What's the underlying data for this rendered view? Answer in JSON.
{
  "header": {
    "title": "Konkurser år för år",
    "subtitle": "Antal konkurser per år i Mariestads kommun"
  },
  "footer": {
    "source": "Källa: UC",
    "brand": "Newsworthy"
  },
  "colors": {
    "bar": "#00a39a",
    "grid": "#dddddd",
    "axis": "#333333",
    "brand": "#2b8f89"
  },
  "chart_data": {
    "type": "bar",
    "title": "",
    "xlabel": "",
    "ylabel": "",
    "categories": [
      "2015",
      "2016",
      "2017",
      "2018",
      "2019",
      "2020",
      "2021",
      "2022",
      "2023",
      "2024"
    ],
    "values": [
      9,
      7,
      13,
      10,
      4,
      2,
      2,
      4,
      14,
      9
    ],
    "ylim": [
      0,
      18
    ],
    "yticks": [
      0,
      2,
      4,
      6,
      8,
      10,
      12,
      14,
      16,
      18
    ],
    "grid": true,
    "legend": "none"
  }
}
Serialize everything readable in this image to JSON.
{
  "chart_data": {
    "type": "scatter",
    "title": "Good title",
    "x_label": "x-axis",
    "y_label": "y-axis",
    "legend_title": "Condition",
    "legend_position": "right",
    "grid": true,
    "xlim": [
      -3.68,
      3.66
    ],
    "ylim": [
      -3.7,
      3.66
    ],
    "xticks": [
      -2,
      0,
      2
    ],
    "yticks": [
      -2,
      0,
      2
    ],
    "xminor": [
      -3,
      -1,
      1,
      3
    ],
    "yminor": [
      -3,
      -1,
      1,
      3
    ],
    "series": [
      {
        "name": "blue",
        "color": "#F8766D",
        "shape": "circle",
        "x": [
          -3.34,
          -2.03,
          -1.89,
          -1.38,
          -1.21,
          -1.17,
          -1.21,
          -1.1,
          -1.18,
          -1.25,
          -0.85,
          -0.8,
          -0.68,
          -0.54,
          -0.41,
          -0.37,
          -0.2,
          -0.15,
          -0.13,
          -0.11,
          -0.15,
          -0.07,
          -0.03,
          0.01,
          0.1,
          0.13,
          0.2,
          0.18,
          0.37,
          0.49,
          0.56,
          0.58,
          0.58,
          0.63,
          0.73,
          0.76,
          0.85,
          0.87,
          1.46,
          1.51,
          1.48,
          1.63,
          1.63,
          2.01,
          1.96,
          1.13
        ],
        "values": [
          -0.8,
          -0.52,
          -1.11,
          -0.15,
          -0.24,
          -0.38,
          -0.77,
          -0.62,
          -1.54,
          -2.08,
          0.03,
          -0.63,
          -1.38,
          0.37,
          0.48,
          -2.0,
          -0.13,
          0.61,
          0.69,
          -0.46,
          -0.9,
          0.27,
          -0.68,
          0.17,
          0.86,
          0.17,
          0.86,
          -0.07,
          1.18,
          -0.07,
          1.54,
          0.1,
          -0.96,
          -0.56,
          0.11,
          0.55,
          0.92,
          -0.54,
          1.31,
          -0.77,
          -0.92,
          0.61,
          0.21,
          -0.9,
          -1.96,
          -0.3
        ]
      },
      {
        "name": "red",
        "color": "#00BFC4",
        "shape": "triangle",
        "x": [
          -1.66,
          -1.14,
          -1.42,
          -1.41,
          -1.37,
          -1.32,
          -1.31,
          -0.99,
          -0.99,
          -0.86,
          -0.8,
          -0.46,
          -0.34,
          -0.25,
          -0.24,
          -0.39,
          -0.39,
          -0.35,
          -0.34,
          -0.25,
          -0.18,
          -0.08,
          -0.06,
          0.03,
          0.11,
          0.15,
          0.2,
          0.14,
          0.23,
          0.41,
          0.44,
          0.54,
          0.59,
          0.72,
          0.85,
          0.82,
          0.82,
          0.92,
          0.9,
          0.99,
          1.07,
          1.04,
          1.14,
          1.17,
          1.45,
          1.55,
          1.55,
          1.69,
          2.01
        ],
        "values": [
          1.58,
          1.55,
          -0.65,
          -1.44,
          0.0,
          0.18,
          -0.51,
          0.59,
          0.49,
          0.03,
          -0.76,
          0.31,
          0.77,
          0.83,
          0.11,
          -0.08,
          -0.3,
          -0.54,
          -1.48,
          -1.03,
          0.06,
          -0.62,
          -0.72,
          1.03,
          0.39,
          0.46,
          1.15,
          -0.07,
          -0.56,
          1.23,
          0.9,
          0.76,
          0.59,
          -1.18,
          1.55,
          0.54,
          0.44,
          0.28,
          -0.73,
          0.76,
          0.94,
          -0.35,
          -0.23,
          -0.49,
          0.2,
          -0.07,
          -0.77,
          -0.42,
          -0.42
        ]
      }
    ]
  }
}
◇ ◇ ◇ ◇
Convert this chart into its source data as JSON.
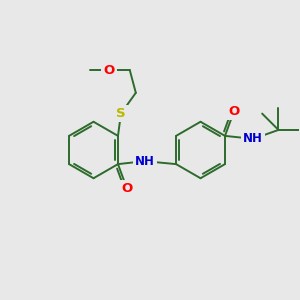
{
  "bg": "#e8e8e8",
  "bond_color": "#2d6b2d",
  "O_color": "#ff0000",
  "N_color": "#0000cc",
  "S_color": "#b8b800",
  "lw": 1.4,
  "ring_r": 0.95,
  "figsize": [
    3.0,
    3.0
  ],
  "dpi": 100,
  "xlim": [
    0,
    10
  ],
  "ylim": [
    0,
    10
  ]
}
◇ ◇ ◇ ◇
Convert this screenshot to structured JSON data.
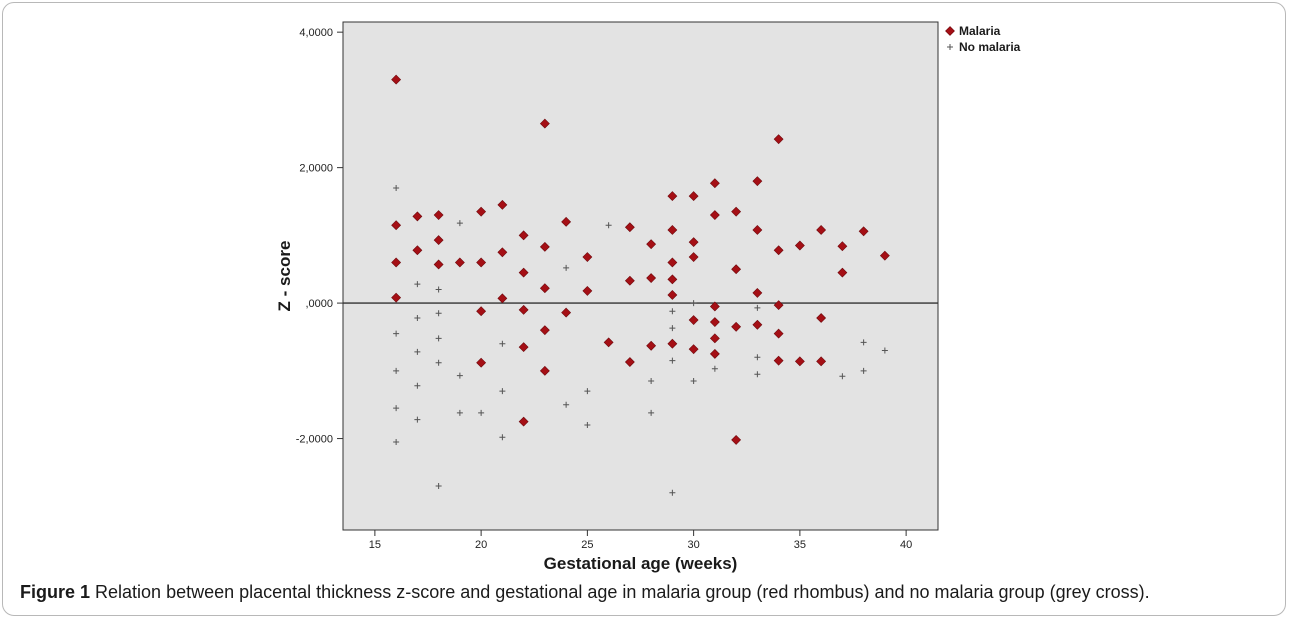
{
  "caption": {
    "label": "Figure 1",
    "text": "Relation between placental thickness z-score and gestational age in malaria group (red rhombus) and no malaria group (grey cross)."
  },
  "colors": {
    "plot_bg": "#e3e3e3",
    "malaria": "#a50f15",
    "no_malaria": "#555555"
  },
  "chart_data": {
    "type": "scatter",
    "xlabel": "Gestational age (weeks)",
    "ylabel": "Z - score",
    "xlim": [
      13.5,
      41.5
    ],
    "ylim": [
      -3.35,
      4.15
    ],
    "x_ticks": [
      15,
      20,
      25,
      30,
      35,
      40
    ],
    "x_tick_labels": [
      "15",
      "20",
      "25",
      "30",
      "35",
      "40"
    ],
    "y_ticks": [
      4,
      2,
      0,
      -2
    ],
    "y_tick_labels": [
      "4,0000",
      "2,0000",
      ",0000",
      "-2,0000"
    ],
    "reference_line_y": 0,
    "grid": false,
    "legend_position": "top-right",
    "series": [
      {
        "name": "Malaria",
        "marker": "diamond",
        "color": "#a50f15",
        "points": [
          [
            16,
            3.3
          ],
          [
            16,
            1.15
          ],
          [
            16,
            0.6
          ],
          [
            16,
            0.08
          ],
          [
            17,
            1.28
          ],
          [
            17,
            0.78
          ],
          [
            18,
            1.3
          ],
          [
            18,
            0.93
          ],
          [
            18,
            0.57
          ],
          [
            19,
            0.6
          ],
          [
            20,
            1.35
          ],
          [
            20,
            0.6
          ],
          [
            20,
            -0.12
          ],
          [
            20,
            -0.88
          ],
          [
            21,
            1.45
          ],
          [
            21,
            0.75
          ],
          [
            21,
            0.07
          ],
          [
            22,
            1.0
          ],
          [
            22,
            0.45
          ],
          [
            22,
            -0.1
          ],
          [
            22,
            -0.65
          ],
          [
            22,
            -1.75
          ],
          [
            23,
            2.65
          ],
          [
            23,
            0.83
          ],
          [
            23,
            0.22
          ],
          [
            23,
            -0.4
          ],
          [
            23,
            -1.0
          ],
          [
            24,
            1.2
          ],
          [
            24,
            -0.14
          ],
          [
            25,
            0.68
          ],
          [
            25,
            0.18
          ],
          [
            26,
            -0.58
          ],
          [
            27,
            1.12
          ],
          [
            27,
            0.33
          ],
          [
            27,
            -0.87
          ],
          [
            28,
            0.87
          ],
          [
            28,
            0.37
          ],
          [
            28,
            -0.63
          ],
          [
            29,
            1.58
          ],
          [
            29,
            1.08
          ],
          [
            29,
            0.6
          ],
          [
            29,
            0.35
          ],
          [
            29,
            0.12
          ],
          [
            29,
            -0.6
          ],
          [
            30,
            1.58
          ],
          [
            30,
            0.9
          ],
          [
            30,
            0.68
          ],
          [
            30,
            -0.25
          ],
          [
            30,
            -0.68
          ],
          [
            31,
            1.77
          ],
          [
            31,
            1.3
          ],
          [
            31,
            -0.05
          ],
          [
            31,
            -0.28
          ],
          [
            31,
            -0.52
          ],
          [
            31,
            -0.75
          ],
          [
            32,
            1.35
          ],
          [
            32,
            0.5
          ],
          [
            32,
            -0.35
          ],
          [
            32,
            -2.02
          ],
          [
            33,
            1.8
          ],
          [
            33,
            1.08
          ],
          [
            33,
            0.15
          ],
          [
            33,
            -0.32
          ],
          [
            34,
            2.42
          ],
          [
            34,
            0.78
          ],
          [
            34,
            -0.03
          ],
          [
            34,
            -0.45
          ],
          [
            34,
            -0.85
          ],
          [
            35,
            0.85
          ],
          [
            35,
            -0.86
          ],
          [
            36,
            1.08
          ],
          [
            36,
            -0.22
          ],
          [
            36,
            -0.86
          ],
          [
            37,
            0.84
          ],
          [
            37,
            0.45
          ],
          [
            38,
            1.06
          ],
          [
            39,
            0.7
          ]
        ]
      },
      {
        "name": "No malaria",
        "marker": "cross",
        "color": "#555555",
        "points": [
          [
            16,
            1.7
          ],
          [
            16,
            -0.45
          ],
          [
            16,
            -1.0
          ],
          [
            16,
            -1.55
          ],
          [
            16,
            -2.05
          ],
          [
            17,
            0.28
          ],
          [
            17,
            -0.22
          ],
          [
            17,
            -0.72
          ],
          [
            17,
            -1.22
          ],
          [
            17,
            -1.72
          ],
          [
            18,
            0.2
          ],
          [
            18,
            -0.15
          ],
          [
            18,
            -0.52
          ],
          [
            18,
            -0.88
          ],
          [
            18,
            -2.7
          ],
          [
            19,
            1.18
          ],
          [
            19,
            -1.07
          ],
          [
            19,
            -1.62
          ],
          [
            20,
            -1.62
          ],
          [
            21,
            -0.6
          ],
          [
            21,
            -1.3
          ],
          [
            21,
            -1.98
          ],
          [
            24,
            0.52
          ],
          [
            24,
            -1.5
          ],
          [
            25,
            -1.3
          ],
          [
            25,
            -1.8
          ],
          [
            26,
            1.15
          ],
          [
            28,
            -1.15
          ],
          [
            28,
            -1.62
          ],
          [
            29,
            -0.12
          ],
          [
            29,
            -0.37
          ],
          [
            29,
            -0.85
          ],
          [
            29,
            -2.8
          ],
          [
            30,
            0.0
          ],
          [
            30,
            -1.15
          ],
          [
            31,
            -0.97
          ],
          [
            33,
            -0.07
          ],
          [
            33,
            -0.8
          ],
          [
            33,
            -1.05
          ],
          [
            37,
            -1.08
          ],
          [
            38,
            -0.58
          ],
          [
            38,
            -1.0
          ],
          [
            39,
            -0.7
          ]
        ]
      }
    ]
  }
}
◇ ◇ ◇ ◇
Your instructions: Each line that holds the word "cross" should be extracted from the records.

Answer:
    "text": "Relation between placental thickness z-score and gestational age in malaria group (red rhombus) and no malaria group (grey cross)."
        "marker": "cross",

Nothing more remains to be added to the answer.